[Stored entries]
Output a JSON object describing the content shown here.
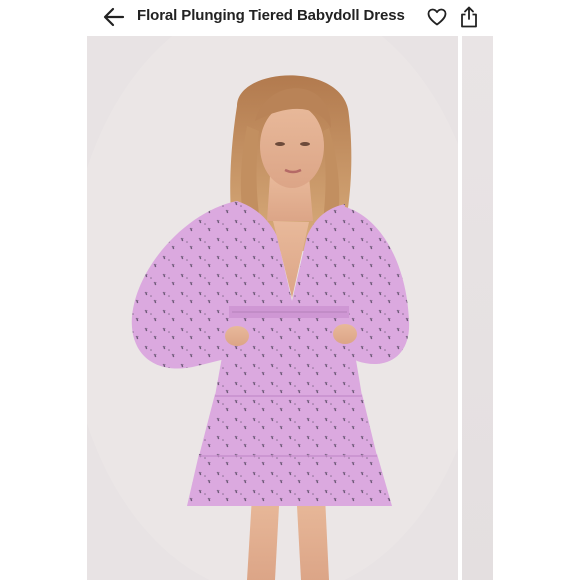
{
  "header": {
    "title": "Floral Plunging Tiered Babydoll Dress",
    "back_icon": "arrow-left-icon",
    "like_icon": "heart-outline-icon",
    "share_icon": "share-icon"
  },
  "colors": {
    "header_bg": "#ffffff",
    "title_text": "#222222",
    "icon_color": "#222222",
    "photo_bg": "#e8e3e4",
    "dress": "#d9a8de"
  },
  "gallery": {
    "main_image": "product-photo",
    "peek_image": "next-product-photo"
  }
}
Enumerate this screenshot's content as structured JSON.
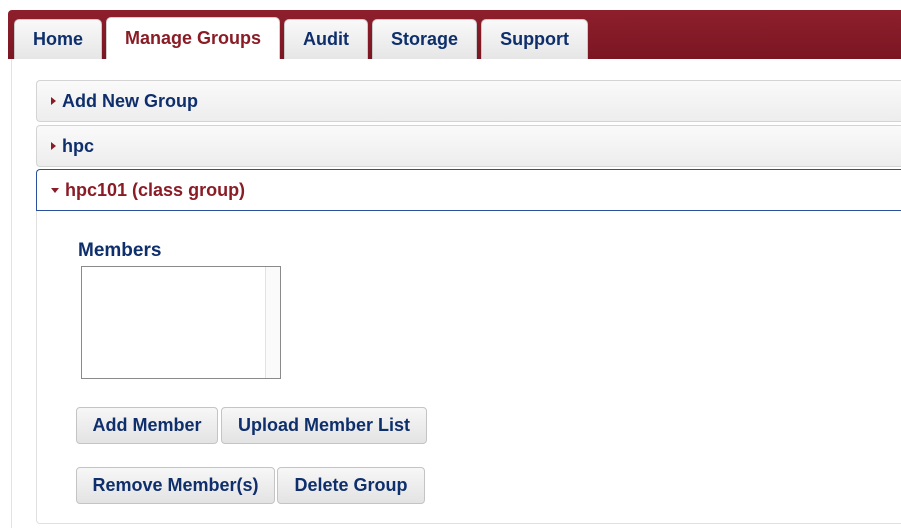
{
  "tabs": [
    {
      "label": "Home",
      "active": false
    },
    {
      "label": "Manage Groups",
      "active": true
    },
    {
      "label": "Audit",
      "active": false
    },
    {
      "label": "Storage",
      "active": false
    },
    {
      "label": "Support",
      "active": false
    }
  ],
  "groups": [
    {
      "label": "Add New Group",
      "expanded": false
    },
    {
      "label": "hpc",
      "expanded": false
    },
    {
      "label": "hpc101 (class group)",
      "expanded": true
    }
  ],
  "group_detail": {
    "members_label": "Members",
    "members": [],
    "buttons": {
      "add_member": "Add Member",
      "upload_member_list": "Upload Member List",
      "remove_members": "Remove Member(s)",
      "delete_group": "Delete Group"
    }
  },
  "colors": {
    "tab_bar": "#7a1622",
    "nav_text": "#0e2f6b",
    "active_text": "#8a1c26",
    "open_border": "#2c4f9e"
  }
}
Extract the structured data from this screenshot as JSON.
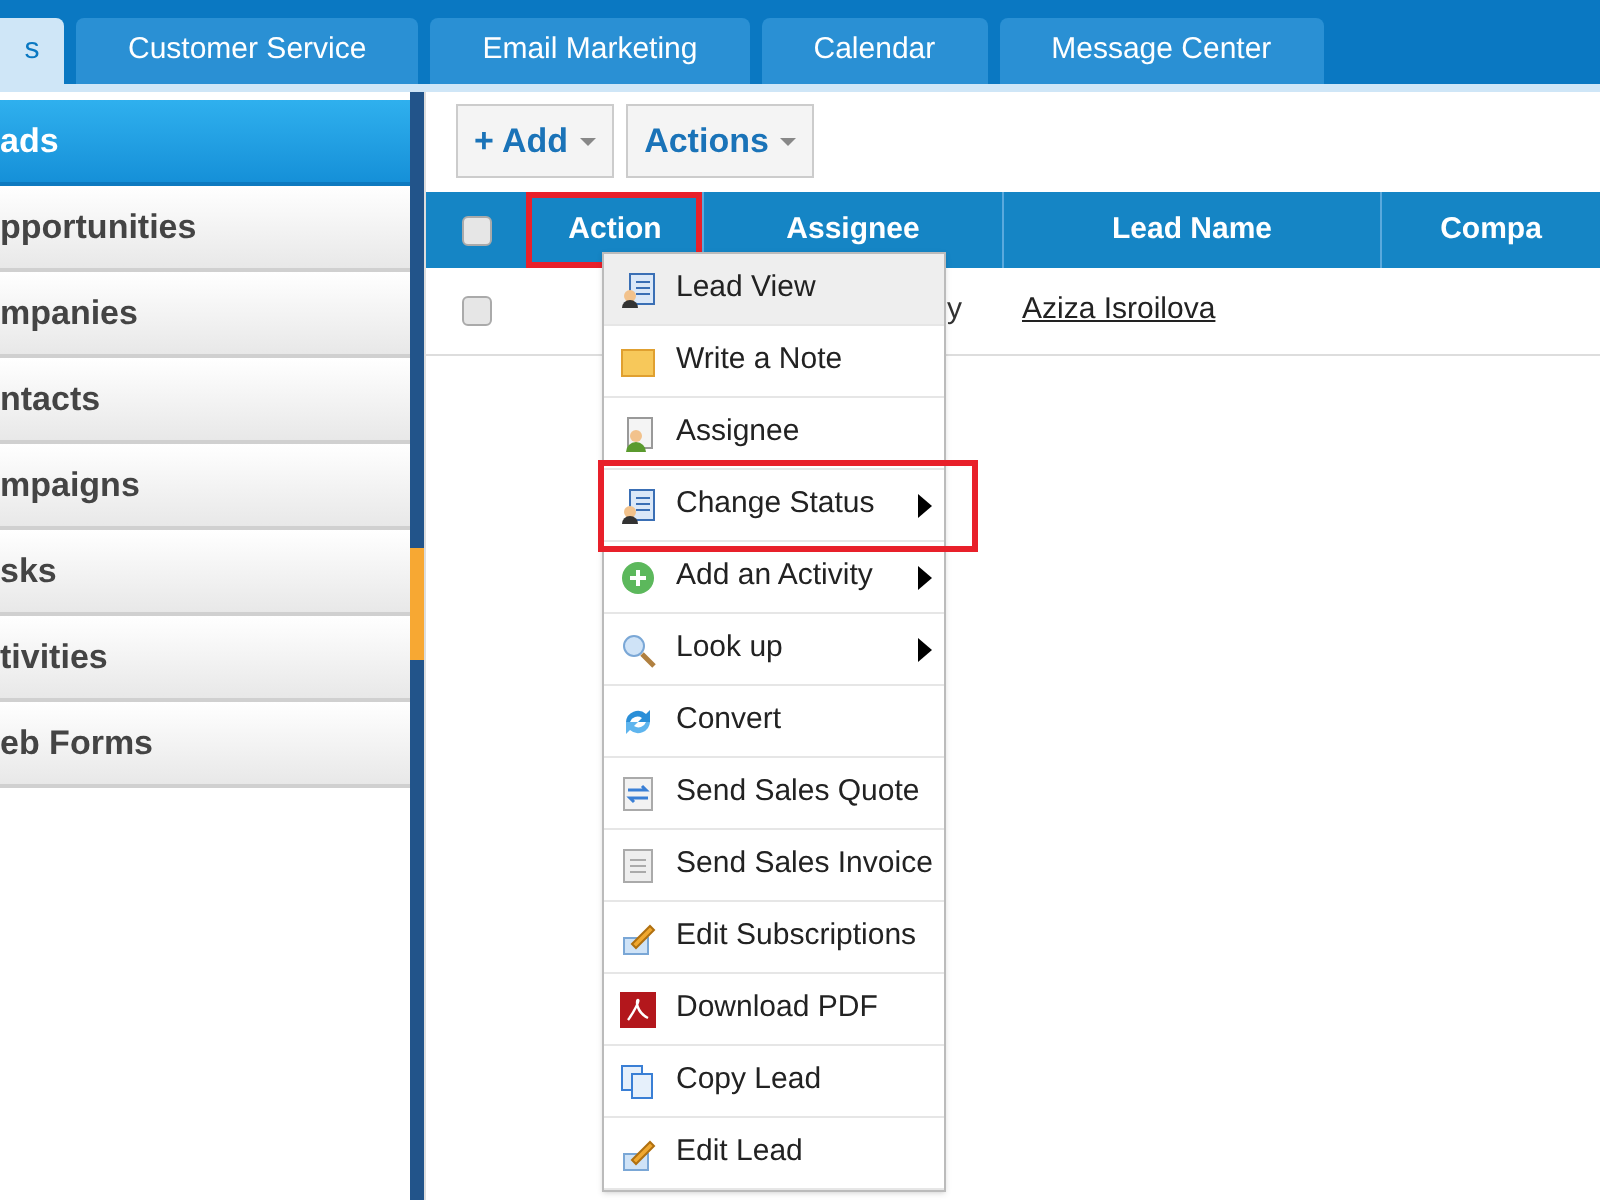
{
  "tabs": [
    {
      "label": "s",
      "selected": true
    },
    {
      "label": "Customer Service",
      "selected": false
    },
    {
      "label": "Email Marketing",
      "selected": false
    },
    {
      "label": "Calendar",
      "selected": false
    },
    {
      "label": "Message Center",
      "selected": false
    }
  ],
  "sidebar": {
    "items": [
      {
        "label": "ads",
        "selected": true
      },
      {
        "label": "pportunities",
        "selected": false
      },
      {
        "label": "mpanies",
        "selected": false
      },
      {
        "label": "ntacts",
        "selected": false
      },
      {
        "label": "mpaigns",
        "selected": false
      },
      {
        "label": "sks",
        "selected": false
      },
      {
        "label": "tivities",
        "selected": false
      },
      {
        "label": "eb Forms",
        "selected": false
      }
    ]
  },
  "toolbar": {
    "buttons": [
      "+ Add",
      "Actions"
    ]
  },
  "table": {
    "columns": [
      {
        "label": "Action",
        "highlighted": true
      },
      {
        "label": "Assignee",
        "highlighted": false
      },
      {
        "label": "Lead Name",
        "highlighted": false
      },
      {
        "label": "Compa",
        "highlighted": false
      }
    ],
    "select_all": {
      "checked": false
    },
    "rows": [
      {
        "checked": false,
        "assignee": "y",
        "lead_name": "Aziza Isroilova"
      }
    ]
  },
  "menu": {
    "items": [
      {
        "label": "Lead View",
        "kind": "person-doc",
        "submenu": false,
        "highlighted": false,
        "hovered": true
      },
      {
        "label": "Write a Note",
        "kind": "note",
        "submenu": false,
        "highlighted": false,
        "hovered": false
      },
      {
        "label": "Assignee",
        "kind": "person",
        "submenu": false,
        "highlighted": false,
        "hovered": false
      },
      {
        "label": "Change Status",
        "kind": "person-doc",
        "submenu": true,
        "highlighted": true,
        "hovered": false
      },
      {
        "label": "Add an Activity",
        "kind": "plus",
        "submenu": true,
        "highlighted": false,
        "hovered": false
      },
      {
        "label": "Look up",
        "kind": "search",
        "submenu": true,
        "highlighted": false,
        "hovered": false
      },
      {
        "label": "Convert",
        "kind": "convert",
        "submenu": false,
        "highlighted": false,
        "hovered": false
      },
      {
        "label": "Send Sales Quote",
        "kind": "quote",
        "submenu": false,
        "highlighted": false,
        "hovered": false
      },
      {
        "label": "Send Sales Invoice",
        "kind": "invoice",
        "submenu": false,
        "highlighted": false,
        "hovered": false
      },
      {
        "label": "Edit Subscriptions",
        "kind": "pencil",
        "submenu": false,
        "highlighted": false,
        "hovered": false
      },
      {
        "label": "Download PDF",
        "kind": "pdf",
        "submenu": false,
        "highlighted": false,
        "hovered": false
      },
      {
        "label": "Copy Lead",
        "kind": "copy",
        "submenu": false,
        "highlighted": false,
        "hovered": false
      },
      {
        "label": "Edit Lead",
        "kind": "pencil",
        "submenu": false,
        "highlighted": false,
        "hovered": false
      }
    ]
  }
}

*Written instruction:* Copy out each line of the listing that holds "structured".

*Full answer:*
Enumerate this screenshot's content as structured JSON.
Extract the structured data from this screenshot as JSON.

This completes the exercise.